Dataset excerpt
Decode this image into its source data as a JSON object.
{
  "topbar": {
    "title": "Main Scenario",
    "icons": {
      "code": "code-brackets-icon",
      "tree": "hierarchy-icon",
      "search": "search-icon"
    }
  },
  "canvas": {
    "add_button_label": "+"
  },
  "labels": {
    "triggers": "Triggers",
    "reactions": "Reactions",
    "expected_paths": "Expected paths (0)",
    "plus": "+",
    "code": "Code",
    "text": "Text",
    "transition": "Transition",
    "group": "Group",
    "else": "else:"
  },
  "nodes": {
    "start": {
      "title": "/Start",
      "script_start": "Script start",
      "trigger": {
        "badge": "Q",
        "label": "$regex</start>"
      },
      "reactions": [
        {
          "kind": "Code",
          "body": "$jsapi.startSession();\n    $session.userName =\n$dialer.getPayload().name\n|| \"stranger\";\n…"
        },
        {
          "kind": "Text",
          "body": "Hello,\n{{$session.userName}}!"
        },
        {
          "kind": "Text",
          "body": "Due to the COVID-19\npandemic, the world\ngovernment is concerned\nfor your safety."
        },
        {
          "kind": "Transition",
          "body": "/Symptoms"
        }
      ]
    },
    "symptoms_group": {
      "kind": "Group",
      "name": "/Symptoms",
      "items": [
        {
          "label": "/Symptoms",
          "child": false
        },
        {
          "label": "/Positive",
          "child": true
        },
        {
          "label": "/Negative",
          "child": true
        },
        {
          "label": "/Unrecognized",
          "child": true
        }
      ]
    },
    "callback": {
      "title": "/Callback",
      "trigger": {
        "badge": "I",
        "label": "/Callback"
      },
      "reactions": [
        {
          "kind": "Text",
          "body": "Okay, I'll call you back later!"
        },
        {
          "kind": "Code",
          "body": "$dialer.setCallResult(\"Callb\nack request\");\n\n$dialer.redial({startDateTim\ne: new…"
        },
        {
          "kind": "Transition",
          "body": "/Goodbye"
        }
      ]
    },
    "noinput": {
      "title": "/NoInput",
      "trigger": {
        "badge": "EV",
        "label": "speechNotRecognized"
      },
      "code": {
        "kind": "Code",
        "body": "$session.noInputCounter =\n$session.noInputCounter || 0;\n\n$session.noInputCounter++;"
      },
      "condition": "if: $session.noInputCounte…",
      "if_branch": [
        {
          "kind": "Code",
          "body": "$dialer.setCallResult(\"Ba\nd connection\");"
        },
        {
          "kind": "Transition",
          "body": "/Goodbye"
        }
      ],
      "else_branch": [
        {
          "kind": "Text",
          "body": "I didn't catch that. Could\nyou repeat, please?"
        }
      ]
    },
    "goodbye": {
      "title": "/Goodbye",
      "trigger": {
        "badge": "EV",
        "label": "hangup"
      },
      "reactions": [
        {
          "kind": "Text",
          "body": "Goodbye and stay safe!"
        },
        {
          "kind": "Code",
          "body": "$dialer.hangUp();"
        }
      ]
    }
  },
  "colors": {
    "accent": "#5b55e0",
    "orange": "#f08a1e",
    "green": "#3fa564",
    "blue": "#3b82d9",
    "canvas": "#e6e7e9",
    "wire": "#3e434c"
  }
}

Do this
Retype the material in full. Each word must match.

Response to this exercise
Decode this image into its source data as a JSON object.
{
  "topbar": {
    "title": "Main Scenario",
    "icons": {
      "code": "code-brackets-icon",
      "tree": "hierarchy-icon",
      "search": "search-icon"
    }
  },
  "canvas": {
    "add_button_label": "+"
  },
  "labels": {
    "triggers": "Triggers",
    "reactions": "Reactions",
    "expected_paths": "Expected paths (0)",
    "plus": "+",
    "code": "Code",
    "text": "Text",
    "transition": "Transition",
    "group": "Group",
    "else": "else:"
  },
  "nodes": {
    "start": {
      "title": "/Start",
      "script_start": "Script start",
      "trigger": {
        "badge": "Q",
        "label": "$regex</start>"
      },
      "reactions": [
        {
          "kind": "Code",
          "body": "$jsapi.startSession();\n    $session.userName =\n$dialer.getPayload().name\n|| \"stranger\";\n…"
        },
        {
          "kind": "Text",
          "body": "Hello,\n{{$session.userName}}!"
        },
        {
          "kind": "Text",
          "body": "Due to the COVID-19\npandemic, the world\ngovernment is concerned\nfor your safety."
        },
        {
          "kind": "Transition",
          "body": "/Symptoms"
        }
      ]
    },
    "symptoms_group": {
      "kind": "Group",
      "name": "/Symptoms",
      "items": [
        {
          "label": "/Symptoms",
          "child": false
        },
        {
          "label": "/Positive",
          "child": true
        },
        {
          "label": "/Negative",
          "child": true
        },
        {
          "label": "/Unrecognized",
          "child": true
        }
      ]
    },
    "callback": {
      "title": "/Callback",
      "trigger": {
        "badge": "I",
        "label": "/Callback"
      },
      "reactions": [
        {
          "kind": "Text",
          "body": "Okay, I'll call you back later!"
        },
        {
          "kind": "Code",
          "body": "$dialer.setCallResult(\"Callb\nack request\");\n\n$dialer.redial({startDateTim\ne: new…"
        },
        {
          "kind": "Transition",
          "body": "/Goodbye"
        }
      ]
    },
    "noinput": {
      "title": "/NoInput",
      "trigger": {
        "badge": "EV",
        "label": "speechNotRecognized"
      },
      "code": {
        "kind": "Code",
        "body": "$session.noInputCounter =\n$session.noInputCounter || 0;\n\n$session.noInputCounter++;"
      },
      "condition": "if: $session.noInputCounte…",
      "if_branch": [
        {
          "kind": "Code",
          "body": "$dialer.setCallResult(\"Ba\nd connection\");"
        },
        {
          "kind": "Transition",
          "body": "/Goodbye"
        }
      ],
      "else_branch": [
        {
          "kind": "Text",
          "body": "I didn't catch that. Could\nyou repeat, please?"
        }
      ]
    },
    "goodbye": {
      "title": "/Goodbye",
      "trigger": {
        "badge": "EV",
        "label": "hangup"
      },
      "reactions": [
        {
          "kind": "Text",
          "body": "Goodbye and stay safe!"
        },
        {
          "kind": "Code",
          "body": "$dialer.hangUp();"
        }
      ]
    }
  },
  "colors": {
    "accent": "#5b55e0",
    "orange": "#f08a1e",
    "green": "#3fa564",
    "blue": "#3b82d9",
    "canvas": "#e6e7e9",
    "wire": "#3e434c"
  }
}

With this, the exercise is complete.